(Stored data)
☆ ☆ ☆ ☆

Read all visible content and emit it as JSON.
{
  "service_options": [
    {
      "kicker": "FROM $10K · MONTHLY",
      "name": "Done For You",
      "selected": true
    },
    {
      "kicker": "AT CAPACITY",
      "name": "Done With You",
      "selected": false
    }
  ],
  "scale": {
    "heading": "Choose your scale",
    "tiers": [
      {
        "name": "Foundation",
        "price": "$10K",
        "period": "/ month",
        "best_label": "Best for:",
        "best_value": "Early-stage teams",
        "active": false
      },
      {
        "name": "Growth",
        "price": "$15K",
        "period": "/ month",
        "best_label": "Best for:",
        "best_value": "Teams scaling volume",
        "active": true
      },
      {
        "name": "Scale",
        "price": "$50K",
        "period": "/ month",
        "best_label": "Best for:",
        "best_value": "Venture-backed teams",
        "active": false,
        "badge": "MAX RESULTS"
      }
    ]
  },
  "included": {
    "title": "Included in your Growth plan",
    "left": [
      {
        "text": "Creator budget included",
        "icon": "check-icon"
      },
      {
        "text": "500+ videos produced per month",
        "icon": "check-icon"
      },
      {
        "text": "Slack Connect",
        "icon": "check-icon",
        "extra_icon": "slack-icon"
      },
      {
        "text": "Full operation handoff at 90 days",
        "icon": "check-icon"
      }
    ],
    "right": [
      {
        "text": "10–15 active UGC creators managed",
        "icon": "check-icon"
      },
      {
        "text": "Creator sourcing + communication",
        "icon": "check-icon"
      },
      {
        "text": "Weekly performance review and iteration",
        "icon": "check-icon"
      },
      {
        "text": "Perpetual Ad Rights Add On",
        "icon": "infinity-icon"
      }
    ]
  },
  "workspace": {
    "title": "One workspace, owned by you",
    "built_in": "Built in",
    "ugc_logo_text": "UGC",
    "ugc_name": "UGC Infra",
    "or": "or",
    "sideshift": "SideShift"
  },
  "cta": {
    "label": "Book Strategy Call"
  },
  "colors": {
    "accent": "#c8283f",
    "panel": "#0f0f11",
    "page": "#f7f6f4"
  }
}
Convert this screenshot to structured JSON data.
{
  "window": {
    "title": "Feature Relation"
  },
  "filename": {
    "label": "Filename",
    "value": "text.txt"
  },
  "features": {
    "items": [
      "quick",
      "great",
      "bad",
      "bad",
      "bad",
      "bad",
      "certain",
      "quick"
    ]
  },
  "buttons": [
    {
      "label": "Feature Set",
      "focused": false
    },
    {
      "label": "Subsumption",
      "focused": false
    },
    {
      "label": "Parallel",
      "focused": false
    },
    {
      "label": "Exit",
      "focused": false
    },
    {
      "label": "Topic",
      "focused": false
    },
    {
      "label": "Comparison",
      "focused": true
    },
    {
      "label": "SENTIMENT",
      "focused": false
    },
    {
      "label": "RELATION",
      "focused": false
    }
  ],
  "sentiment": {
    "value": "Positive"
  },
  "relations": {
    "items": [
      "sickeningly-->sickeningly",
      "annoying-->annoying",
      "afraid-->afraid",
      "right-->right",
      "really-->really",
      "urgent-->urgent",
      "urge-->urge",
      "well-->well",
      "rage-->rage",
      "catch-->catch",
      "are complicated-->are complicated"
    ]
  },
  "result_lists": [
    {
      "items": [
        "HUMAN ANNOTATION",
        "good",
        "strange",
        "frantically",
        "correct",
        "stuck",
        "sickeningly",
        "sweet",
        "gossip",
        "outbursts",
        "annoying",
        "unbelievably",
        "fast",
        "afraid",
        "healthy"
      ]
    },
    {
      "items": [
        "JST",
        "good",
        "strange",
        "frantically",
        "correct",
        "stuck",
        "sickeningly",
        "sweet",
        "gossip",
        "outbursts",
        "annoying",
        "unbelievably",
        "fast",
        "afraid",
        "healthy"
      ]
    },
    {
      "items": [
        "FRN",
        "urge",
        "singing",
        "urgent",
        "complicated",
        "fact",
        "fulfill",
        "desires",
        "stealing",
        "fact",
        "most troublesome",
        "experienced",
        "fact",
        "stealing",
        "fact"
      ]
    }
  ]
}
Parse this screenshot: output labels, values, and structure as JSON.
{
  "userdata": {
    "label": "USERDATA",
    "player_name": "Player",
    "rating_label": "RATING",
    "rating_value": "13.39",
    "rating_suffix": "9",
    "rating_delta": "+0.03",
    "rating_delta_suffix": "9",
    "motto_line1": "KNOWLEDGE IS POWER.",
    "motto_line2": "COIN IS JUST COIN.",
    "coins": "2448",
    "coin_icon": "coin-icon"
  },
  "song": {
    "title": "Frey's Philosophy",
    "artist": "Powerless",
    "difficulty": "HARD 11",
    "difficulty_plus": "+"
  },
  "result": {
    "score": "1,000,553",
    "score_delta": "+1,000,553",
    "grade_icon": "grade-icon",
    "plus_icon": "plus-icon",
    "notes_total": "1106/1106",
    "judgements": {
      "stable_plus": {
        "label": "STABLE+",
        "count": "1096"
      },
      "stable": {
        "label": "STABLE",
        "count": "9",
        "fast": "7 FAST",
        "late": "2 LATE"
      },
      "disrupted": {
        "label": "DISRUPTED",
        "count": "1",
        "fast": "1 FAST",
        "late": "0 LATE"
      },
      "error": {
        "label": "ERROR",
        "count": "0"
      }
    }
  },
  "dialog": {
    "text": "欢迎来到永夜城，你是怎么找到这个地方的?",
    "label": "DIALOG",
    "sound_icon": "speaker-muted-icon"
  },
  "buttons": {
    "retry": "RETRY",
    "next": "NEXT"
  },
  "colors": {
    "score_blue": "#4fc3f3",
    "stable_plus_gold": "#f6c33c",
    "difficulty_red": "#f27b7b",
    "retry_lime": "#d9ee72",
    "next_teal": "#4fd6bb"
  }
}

☆ ☆ ☆ ☆

§ To be done:
Search the records for the word "JSON" and copy every line where it occurs.

§ Response to this task:
Read all visible content and emit it as JSON.
Convert this screenshot to structured JSON data.
Parse this screenshot: output labels, values, and structure as JSON.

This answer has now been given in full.